begin
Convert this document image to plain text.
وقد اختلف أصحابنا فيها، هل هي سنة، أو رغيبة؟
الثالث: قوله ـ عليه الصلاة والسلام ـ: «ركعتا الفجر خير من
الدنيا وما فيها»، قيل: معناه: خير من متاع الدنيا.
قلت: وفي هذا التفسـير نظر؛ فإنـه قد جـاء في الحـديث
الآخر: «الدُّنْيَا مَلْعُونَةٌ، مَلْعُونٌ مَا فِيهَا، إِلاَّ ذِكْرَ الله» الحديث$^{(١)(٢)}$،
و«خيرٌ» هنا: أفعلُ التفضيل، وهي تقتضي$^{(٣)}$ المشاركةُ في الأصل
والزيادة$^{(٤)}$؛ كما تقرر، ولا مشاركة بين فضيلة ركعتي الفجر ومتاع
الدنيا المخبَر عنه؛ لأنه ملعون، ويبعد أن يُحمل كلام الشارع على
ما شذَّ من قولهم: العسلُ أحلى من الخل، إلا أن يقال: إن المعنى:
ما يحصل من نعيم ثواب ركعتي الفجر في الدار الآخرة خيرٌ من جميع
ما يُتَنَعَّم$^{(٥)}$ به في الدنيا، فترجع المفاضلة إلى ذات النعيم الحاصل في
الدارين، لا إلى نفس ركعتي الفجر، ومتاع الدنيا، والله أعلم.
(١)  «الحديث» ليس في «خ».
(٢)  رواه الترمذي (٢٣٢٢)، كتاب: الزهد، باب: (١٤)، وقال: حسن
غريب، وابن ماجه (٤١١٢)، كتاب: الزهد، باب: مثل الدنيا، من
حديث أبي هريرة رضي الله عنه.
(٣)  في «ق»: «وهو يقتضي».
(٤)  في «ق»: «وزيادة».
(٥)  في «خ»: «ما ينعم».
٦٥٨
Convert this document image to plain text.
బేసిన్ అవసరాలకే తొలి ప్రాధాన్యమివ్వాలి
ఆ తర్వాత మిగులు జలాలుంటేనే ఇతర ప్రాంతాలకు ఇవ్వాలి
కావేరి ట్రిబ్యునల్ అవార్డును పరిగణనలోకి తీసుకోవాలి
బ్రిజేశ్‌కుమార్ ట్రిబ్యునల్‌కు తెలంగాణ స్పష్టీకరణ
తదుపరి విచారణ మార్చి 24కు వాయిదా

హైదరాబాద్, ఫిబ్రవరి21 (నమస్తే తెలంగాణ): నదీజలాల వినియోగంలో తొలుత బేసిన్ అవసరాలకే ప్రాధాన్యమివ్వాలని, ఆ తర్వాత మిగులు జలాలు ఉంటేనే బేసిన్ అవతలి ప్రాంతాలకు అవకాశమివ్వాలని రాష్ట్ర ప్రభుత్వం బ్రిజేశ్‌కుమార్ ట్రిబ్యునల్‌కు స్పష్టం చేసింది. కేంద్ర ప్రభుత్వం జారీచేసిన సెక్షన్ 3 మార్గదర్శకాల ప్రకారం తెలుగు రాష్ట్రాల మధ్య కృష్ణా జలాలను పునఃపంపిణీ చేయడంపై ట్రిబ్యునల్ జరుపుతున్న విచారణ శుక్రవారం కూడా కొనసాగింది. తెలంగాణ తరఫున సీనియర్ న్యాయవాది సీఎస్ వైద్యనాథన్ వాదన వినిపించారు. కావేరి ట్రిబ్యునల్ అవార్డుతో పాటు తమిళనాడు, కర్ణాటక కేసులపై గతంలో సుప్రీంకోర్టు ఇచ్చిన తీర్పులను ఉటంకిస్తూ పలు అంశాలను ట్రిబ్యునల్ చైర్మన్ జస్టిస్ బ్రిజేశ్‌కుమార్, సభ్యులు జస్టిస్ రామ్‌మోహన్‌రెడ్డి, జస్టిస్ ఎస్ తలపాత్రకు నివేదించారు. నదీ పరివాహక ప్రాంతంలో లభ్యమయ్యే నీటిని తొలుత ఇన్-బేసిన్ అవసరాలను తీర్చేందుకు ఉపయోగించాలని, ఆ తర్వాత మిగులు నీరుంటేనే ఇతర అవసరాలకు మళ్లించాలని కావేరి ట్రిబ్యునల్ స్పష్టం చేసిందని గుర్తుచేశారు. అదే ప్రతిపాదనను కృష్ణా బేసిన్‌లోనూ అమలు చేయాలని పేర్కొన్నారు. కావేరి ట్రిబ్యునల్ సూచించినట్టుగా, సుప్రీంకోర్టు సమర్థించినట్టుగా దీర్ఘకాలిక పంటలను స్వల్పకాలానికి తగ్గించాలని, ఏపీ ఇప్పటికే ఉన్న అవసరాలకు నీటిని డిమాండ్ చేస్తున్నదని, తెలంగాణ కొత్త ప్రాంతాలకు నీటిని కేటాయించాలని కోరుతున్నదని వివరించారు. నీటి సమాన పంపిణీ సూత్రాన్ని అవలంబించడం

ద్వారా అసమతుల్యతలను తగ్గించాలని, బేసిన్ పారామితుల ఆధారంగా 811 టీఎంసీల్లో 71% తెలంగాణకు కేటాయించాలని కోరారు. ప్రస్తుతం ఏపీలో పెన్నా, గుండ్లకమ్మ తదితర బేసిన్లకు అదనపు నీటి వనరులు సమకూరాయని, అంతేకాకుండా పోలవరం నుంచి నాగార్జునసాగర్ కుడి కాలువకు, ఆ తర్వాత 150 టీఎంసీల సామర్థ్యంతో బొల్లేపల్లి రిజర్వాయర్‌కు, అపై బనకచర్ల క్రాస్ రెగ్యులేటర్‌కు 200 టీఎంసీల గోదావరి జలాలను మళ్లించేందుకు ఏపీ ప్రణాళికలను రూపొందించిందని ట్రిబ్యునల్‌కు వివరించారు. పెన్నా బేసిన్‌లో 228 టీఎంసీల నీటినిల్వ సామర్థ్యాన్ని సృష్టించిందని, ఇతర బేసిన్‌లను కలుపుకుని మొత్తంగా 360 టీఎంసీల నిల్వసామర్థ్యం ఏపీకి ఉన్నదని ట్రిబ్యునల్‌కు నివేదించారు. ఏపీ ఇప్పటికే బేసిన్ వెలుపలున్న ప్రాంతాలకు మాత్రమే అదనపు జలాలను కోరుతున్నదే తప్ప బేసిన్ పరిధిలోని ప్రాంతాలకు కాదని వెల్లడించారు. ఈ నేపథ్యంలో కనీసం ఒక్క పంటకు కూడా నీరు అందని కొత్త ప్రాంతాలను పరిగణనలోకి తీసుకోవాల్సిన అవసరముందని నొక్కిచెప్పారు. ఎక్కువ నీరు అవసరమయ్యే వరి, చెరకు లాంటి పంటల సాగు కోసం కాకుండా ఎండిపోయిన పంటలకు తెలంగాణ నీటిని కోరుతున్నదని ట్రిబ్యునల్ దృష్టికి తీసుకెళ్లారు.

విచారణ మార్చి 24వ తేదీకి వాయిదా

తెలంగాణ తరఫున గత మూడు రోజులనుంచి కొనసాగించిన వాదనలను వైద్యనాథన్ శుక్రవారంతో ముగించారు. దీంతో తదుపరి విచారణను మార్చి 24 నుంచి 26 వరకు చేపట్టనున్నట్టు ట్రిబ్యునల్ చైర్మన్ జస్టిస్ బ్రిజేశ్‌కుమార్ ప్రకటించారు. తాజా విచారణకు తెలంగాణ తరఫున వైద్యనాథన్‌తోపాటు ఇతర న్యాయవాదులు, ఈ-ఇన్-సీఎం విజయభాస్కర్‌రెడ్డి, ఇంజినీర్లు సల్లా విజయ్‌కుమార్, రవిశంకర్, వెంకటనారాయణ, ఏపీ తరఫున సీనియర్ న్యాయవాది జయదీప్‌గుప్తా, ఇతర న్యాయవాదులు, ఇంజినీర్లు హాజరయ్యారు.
end
▸ **Written request**
The records above should be duplicated in full, exactly as given.

▸ **Solution to the problem**
Convert this document image to plain text.
وقد اختلف أصحابنا فيها، هل هي سنة، أو رغيبة؟
الثالث: قوله ـ عليه الصلاة والسلام ـ: «ركعتا الفجر خير من
الدنيا وما فيها»، قيل: معناه: خير من متاع الدنيا.
قلت: وفي هذا التفسـير نظر؛ فإنـه قد جـاء في الحـديث
الآخر: «الدُّنْيَا مَلْعُونَةٌ، مَلْعُونٌ مَا فِيهَا، إِلاَّ ذِكْرَ الله» الحديث$^{(١)(٢)}$،
و«خيرٌ» هنا: أفعلُ التفضيل، وهي تقتضي$^{(٣)}$ المشاركةُ في الأصل
والزيادة$^{(٤)}$؛ كما تقرر، ولا مشاركة بين فضيلة ركعتي الفجر ومتاع
الدنيا المخبَر عنه؛ لأنه ملعون، ويبعد أن يُحمل كلام الشارع على
ما شذَّ من قولهم: العسلُ أحلى من الخل، إلا أن يقال: إن المعنى:
ما يحصل من نعيم ثواب ركعتي الفجر في الدار الآخرة خيرٌ من جميع
ما يُتَنَعَّم$^{(٥)}$ به في الدنيا، فترجع المفاضلة إلى ذات النعيم الحاصل في
الدارين، لا إلى نفس ركعتي الفجر، ومتاع الدنيا، والله أعلم.
(١)  «الحديث» ليس في «خ».
(٢)  رواه الترمذي (٢٣٢٢)، كتاب: الزهد، باب: (١٤)، وقال: حسن
غريب، وابن ماجه (٤١١٢)، كتاب: الزهد، باب: مثل الدنيا، من
حديث أبي هريرة رضي الله عنه.
(٣)  في «ق»: «وهو يقتضي».
(٤)  في «ق»: «وزيادة».
(٥)  في «خ»: «ما ينعم».
٦٥٨
Convert this document image to plain text.
బేసిన్ అవసరాలకే తొలి ప్రాధాన్యమివ్వాలి
ఆ తర్వాత మిగులు జలాలుంటేనే ఇతర ప్రాంతాలకు ఇవ్వాలి
కావేరి ట్రిబ్యునల్ అవార్డును పరిగణనలోకి తీసుకోవాలి
బ్రిజేశ్‌కుమార్ ట్రిబ్యునల్‌కు తెలంగాణ స్పష్టీకరణ
తదుపరి విచారణ మార్చి 24కు వాయిదా

హైదరాబాద్, ఫిబ్రవరి21 (నమస్తే తెలంగాణ): నదీజలాల వినియోగంలో తొలుత బేసిన్ అవసరాలకే ప్రాధాన్యమివ్వాలని, ఆ తర్వాత మిగులు జలాలు ఉంటేనే బేసిన్ అవతలి ప్రాంతాలకు అవకాశమివ్వాలని రాష్ట్ర ప్రభుత్వం బ్రిజేశ్‌కుమార్ ట్రిబ్యునల్‌కు స్పష్టం చేసింది. కేంద్ర ప్రభుత్వం జారీచేసిన సెక్షన్ 3 మార్గదర్శకాల ప్రకారం తెలుగు రాష్ట్రాల మధ్య కృష్ణా జలాలను పునఃపంపిణీ చేయడంపై ట్రిబ్యునల్ జరుపుతున్న విచారణ శుక్రవారం కూడా కొనసాగింది. తెలంగాణ తరఫున సీనియర్ న్యాయవాది సీఎస్ వైద్యనాథన్ వాదన వినిపించారు. కావేరి ట్రిబ్యునల్ అవార్డుతో పాటు తమిళనాడు, కర్ణాటక కేసులపై గతంలో సుప్రీంకోర్టు ఇచ్చిన తీర్పులను ఉటంకిస్తూ పలు అంశాలను ట్రిబ్యునల్ చైర్మన్ జస్టిస్ బ్రిజేశ్‌కుమార్, సభ్యులు జస్టిస్ రామ్‌మోహన్‌రెడ్డి, జస్టిస్ ఎస్ తలపాత్రకు నివేదించారు. నదీ పరివాహక ప్రాంతంలో లభ్యమయ్యే నీటిని తొలుత ఇన్-బేసిన్ అవసరాలను తీర్చేందుకు ఉపయోగించాలని, ఆ తర్వాత మిగులు నీరుంటేనే ఇతర అవసరాలకు మళ్లించాలని కావేరి ట్రిబ్యునల్ స్పష్టం చేసిందని గుర్తుచేశారు. అదే ప్రతిపాదనను కృష్ణా బేసిన్‌లోనూ అమలు చేయాలని పేర్కొన్నారు. కావేరి ట్రిబ్యునల్ సూచించినట్టుగా, సుప్రీంకోర్టు సమర్థించినట్టుగా దీర్ఘకాలిక పంటలను స్వల్పకాలానికి తగ్గించాలని, ఏపీ ఇప్పటికే ఉన్న అవసరాలకు నీటిని డిమాండ్ చేస్తున్నదని, తెలంగాణ కొత్త ప్రాంతాలకు నీటిని కేటాయించాలని కోరుతున్నదని వివరించారు. నీటి సమాన పంపిణీ సూత్రాన్ని అవలంబించడం

ద్వారా అసమతుల్యతలను తగ్గించాలని, బేసిన్ పారామితుల ఆధారంగా 811 టీఎంసీల్లో 71% తెలంగాణకు కేటాయించాలని కోరారు. ప్రస్తుతం ఏపీలో పెన్నా, గుండ్లకమ్మ తదితర బేసిన్లకు అదనపు నీటి వనరులు సమకూరాయని, అంతేకాకుండా పోలవరం నుంచి నాగార్జునసాగర్ కుడి కాలువకు, ఆ తర్వాత 150 టీఎంసీల సామర్థ్యంతో బొల్లేపల్లి రిజర్వాయర్‌కు, అపై బనకచర్ల క్రాస్ రెగ్యులేటర్‌కు 200 టీఎంసీల గోదావరి జలాలను మళ్లించేందుకు ఏపీ ప్రణాళికలను రూపొందించిందని ట్రిబ్యునల్‌కు వివరించారు. పెన్నా బేసిన్‌లో 228 టీఎంసీల నీటినిల్వ సామర్థ్యాన్ని సృష్టించిందని, ఇతర బేసిన్‌లను కలుపుకుని మొత్తంగా 360 టీఎంసీల నిల్వసామర్థ్యం ఏపీకి ఉన్నదని ట్రిబ్యునల్‌కు నివేదించారు. ఏపీ ఇప్పటికే బేసిన్ వెలుపలున్న ప్రాంతాలకు మాత్రమే అదనపు జలాలను కోరుతున్నదే తప్ప బేసిన్ పరిధిలోని ప్రాంతాలకు కాదని వెల్లడించారు. ఈ నేపథ్యంలో కనీసం ఒక్క పంటకు కూడా నీరు అందని కొత్త ప్రాంతాలను పరిగణనలోకి తీసుకోవాల్సిన అవసరముందని నొక్కిచెప్పారు. ఎక్కువ నీరు అవసరమయ్యే వరి, చెరకు లాంటి పంటల సాగు కోసం కాకుండా ఎండిపోయిన పంటలకు తెలంగాణ నీటిని కోరుతున్నదని ట్రిబ్యునల్ దృష్టికి తీసుకెళ్లారు.

విచారణ మార్చి 24వ తేదీకి వాయిదా

తెలంగాణ తరఫున గత మూడు రోజులనుంచి కొనసాగించిన వాదనలను వైద్యనాథన్ శుక్రవారంతో ముగించారు. దీంతో తదుపరి విచారణను మార్చి 24 నుంచి 26 వరకు చేపట్టనున్నట్టు ట్రిబ్యునల్ చైర్మన్ జస్టిస్ బ్రిజేశ్‌కుమార్ ప్రకటించారు. తాజా విచారణకు తెలంగాణ తరఫున వైద్యనాథన్‌తోపాటు ఇతర న్యాయవాదులు, ఈ-ఇన్-సీఎం విజయభాస్కర్‌రెడ్డి, ఇంజినీర్లు సల్లా విజయ్‌కుమార్, రవిశంకర్, వెంకటనారాయణ, ఏపీ తరఫున సీనియర్ న్యాయవాది జయదీప్‌గుప్తా, ఇతర న్యాయవాదులు, ఇంజినీర్లు హాజరయ్యారు.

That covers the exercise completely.